## [Goal of the exercise]
Give back a single number, the count of lines containing the word "color".

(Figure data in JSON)

>> start

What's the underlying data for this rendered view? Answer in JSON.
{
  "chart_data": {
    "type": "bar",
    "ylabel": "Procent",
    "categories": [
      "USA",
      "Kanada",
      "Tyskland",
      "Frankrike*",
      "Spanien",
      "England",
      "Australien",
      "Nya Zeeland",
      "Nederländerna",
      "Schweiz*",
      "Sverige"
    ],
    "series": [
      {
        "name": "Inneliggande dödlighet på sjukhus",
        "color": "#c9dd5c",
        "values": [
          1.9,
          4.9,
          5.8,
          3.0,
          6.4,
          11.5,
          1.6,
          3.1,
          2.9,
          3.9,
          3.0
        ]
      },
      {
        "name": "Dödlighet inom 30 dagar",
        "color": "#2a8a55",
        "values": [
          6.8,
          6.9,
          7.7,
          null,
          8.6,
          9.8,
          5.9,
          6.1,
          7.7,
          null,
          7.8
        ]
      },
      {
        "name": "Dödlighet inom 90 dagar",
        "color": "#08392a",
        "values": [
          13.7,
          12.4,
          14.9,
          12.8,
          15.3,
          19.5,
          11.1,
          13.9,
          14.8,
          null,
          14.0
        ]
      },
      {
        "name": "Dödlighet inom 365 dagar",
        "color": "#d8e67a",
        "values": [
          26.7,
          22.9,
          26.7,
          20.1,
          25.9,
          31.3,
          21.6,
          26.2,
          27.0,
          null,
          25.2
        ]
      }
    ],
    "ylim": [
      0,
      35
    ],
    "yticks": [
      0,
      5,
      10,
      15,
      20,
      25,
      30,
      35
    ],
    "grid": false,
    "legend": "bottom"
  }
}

>> end

## [Solution]
4